**Directive:** In the entries below, find every line holding the string "title" and collect it.

= = = = =

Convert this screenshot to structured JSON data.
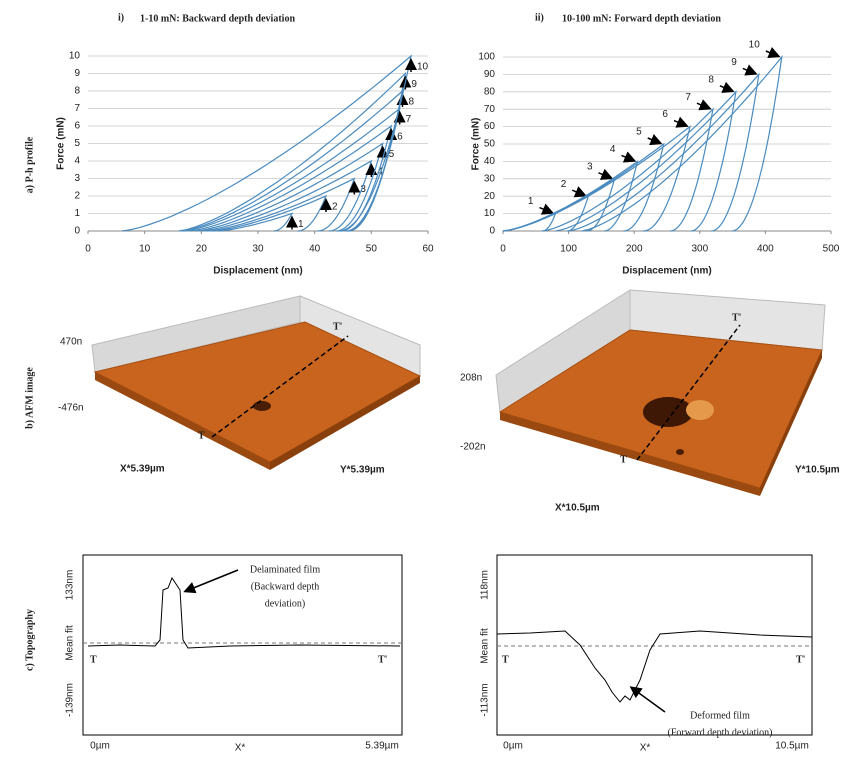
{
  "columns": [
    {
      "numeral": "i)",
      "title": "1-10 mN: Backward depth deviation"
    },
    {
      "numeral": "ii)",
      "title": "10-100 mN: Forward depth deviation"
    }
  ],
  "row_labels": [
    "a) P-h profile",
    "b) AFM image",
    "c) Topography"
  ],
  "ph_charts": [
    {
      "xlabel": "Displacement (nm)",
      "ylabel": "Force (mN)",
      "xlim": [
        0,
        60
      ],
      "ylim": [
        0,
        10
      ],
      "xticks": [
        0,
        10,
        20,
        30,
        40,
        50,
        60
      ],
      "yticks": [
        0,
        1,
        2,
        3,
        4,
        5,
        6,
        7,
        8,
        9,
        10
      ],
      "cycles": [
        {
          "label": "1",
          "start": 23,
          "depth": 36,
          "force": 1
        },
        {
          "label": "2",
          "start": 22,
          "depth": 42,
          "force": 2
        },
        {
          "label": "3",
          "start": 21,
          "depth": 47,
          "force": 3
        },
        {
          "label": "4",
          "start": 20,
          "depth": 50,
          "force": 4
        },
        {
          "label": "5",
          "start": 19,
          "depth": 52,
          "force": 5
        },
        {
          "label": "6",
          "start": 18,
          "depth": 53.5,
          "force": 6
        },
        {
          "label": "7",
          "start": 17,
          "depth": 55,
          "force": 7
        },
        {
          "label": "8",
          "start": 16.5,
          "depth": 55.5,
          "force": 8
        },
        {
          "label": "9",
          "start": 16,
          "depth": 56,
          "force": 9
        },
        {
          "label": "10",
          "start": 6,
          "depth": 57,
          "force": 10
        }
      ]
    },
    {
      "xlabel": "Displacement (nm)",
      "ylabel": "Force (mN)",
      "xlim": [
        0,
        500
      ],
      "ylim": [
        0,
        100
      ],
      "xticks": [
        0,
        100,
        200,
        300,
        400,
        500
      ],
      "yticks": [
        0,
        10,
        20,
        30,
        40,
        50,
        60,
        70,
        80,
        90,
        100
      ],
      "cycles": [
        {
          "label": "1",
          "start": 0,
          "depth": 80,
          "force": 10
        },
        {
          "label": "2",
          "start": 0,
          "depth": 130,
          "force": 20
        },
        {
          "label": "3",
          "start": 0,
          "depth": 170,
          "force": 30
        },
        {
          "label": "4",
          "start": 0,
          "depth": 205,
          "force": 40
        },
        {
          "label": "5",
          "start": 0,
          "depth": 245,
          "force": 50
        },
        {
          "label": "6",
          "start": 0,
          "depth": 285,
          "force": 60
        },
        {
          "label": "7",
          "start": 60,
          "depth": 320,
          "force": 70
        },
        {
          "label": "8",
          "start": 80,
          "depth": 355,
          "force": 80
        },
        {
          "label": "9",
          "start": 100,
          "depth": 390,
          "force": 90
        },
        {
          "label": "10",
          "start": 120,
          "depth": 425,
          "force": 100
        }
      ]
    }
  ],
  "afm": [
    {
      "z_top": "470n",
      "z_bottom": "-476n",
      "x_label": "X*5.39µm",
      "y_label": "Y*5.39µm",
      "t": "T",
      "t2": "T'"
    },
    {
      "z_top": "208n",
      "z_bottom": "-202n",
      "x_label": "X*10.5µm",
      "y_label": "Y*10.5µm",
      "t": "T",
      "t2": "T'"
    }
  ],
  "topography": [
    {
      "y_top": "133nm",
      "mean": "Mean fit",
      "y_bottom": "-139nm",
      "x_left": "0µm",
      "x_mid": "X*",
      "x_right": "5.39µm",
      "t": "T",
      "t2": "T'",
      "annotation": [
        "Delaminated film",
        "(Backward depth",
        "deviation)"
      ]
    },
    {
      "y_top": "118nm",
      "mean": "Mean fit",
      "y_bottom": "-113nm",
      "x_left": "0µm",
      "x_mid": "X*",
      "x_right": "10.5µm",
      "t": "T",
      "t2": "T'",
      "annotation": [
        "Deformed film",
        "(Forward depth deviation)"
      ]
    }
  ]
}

= = = = =

**Written reply:**
      "title": "1-10 mN: Backward depth deviation"
      "title": "10-100 mN: Forward depth deviation"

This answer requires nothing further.